WHAT THE TASK ASKS:
What you return should match every record exactly, with the images removed.

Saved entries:
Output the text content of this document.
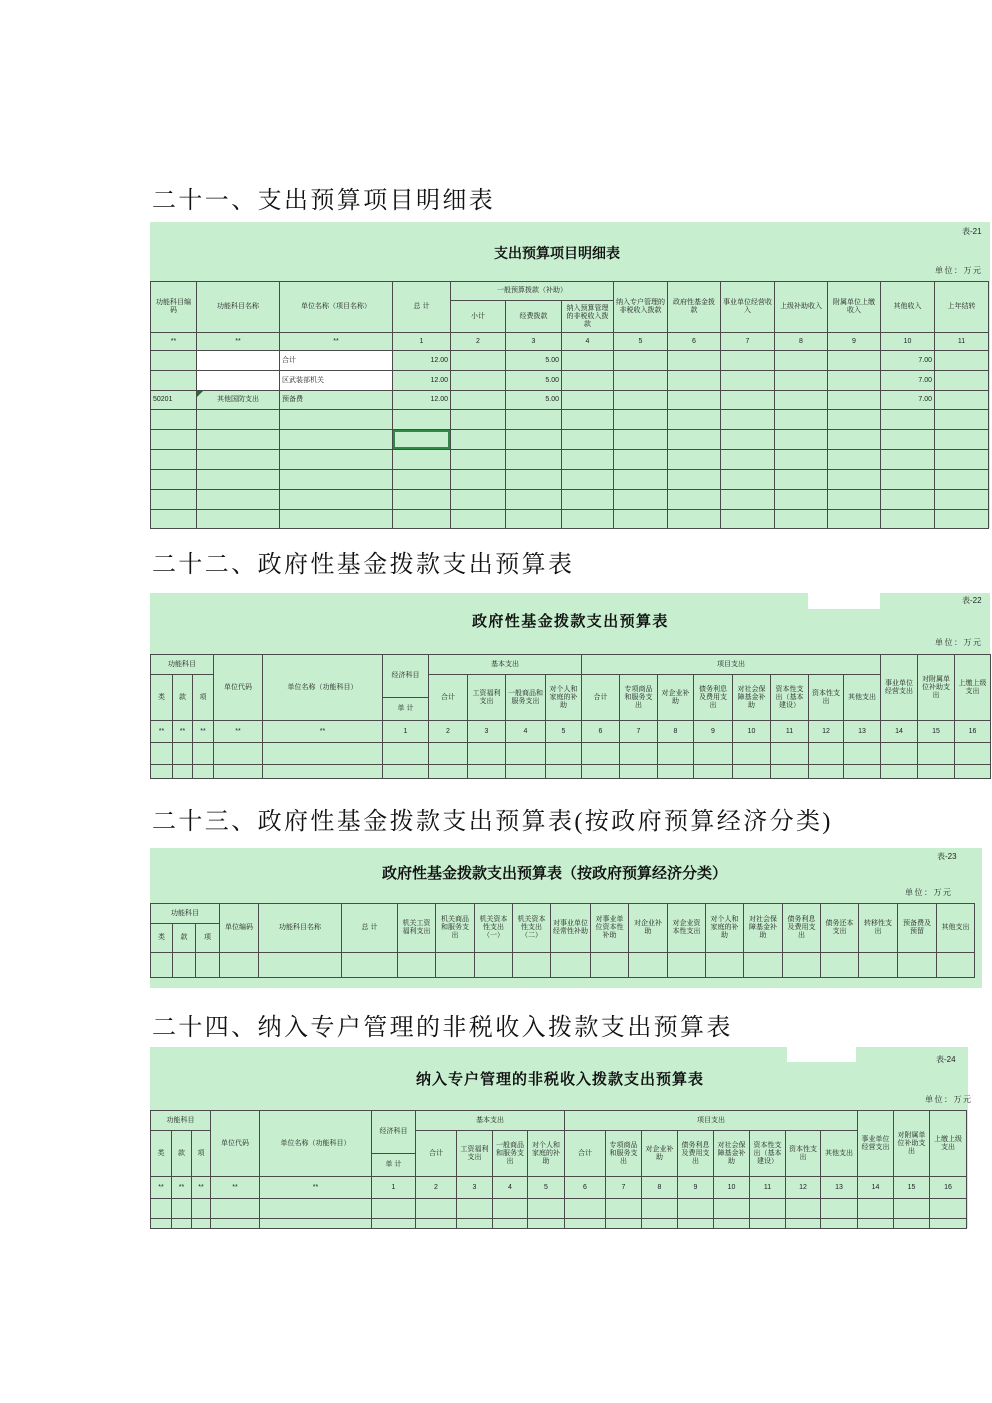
二十一、支出预算项目明细表
表-21
支出预算项目明细表
单位：万元
功能科目编码	功能科目名称	单位名称（项目名称）	总 计	一般预算拨款（补助）			纳入专户管理的非税收入拨款	政府性基金拨款	事业单位经营收入	上级补助收入	附属单位上缴收入	其他收入	上年结转
				小计	经费拨款	纳入预算管理的非税收入拨款							
**	**	**	1	2	3	4	5	6	7	8	9	10	11
		合计	12.00		5.00							7.00	
		区武装部机关	12.00		5.00							7.00	
50201	其他国防支出	预备费	12.00		5.00							7.00	

二十二、政府性基金拨款支出预算表
表-22
政府性基金拨款支出预算表
单位：万元
功能科目			单位代码	单位名称（功能科目）	经济科目	基本支出				项目支出								事业单位经营支出	对附属单位补助支出	上缴上级支出
类	款	项				合计	工资福利支出	一般商品和服务支出	对个人和家庭的补助	合计	专项商品和服务支出	对企业补助	债务利息及费用支出	对社会保障基金补助	资本性支出（基本建设）	资本性支出	其他支出			
					单 计															
**	**	**	**	**	1	2	3	4	5	6	7	8	9	10	11	12	13	14	15	16

二十三、政府性基金拨款支出预算表(按政府预算经济分类)
表-23
政府性基金拨款支出预算表（按政府预算经济分类）
单位：万元
功能科目			单位编码	功能科目名称	总 计	机关工资福利支出	机关商品和服务支出	机关资本性支出（一）	机关资本性支出（二）	对事业单位经常性补助	对事业单位资本性补助	对企业补助	对企业资本性支出	对个人和家庭的补助	对社会保障基金补助	债务利息及费用支出	债务还本支出	转移性支出	预备费及预留	其他支出
类	款	项																		

二十四、纳入专户管理的非税收入拨款支出预算表
表-24
纳入专户管理的非税收入拨款支出预算表
单位：万元
功能科目			单位代码	单位名称（功能科目）	经济科目	基本支出				项目支出								事业单位经营支出	对附属单位补助支出	上缴上级支出
类	款	项				合计	工资福利支出	一般商品和服务支出	对个人和家庭的补助	合计	专项商品和服务支出	对企业补助	债务利息及费用支出	对社会保障基金补助	资本性支出（基本建设）	资本性支出	其他支出			
					单 计															
**	**	**	**	**	1	2	3	4	5	6	7	8	9	10	11	12	13	14	15	16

OUTPUT FOR THIS TASK:
Output the text content of this document.
二十一、支出预算项目明细表
表-21
支出预算项目明细表
单位：万元
功能科目编码	功能科目名称	单位名称（项目名称）	总 计	一般预算拨款（补助）			纳入专户管理的非税收入拨款	政府性基金拨款	事业单位经营收入	上级补助收入	附属单位上缴收入	其他收入	上年结转
				小计	经费拨款	纳入预算管理的非税收入拨款							
**	**	**	1	2	3	4	5	6	7	8	9	10	11
		合计	12.00		5.00							7.00	
		区武装部机关	12.00		5.00							7.00	
50201	其他国防支出	预备费	12.00		5.00							7.00	

二十二、政府性基金拨款支出预算表
表-22
政府性基金拨款支出预算表
单位：万元
功能科目			单位代码	单位名称（功能科目）	经济科目	基本支出				项目支出								事业单位经营支出	对附属单位补助支出	上缴上级支出
类	款	项				合计	工资福利支出	一般商品和服务支出	对个人和家庭的补助	合计	专项商品和服务支出	对企业补助	债务利息及费用支出	对社会保障基金补助	资本性支出（基本建设）	资本性支出	其他支出			
					单 计															
**	**	**	**	**	1	2	3	4	5	6	7	8	9	10	11	12	13	14	15	16

二十三、政府性基金拨款支出预算表(按政府预算经济分类)
表-23
政府性基金拨款支出预算表（按政府预算经济分类）
单位：万元
功能科目			单位编码	功能科目名称	总 计	机关工资福利支出	机关商品和服务支出	机关资本性支出（一）	机关资本性支出（二）	对事业单位经常性补助	对事业单位资本性补助	对企业补助	对企业资本性支出	对个人和家庭的补助	对社会保障基金补助	债务利息及费用支出	债务还本支出	转移性支出	预备费及预留	其他支出
类	款	项																		

二十四、纳入专户管理的非税收入拨款支出预算表
表-24
纳入专户管理的非税收入拨款支出预算表
单位：万元
功能科目			单位代码	单位名称（功能科目）	经济科目	基本支出				项目支出								事业单位经营支出	对附属单位补助支出	上缴上级支出
类	款	项				合计	工资福利支出	一般商品和服务支出	对个人和家庭的补助	合计	专项商品和服务支出	对企业补助	债务利息及费用支出	对社会保障基金补助	资本性支出（基本建设）	资本性支出	其他支出			
					单 计															
**	**	**	**	**	1	2	3	4	5	6	7	8	9	10	11	12	13	14	15	16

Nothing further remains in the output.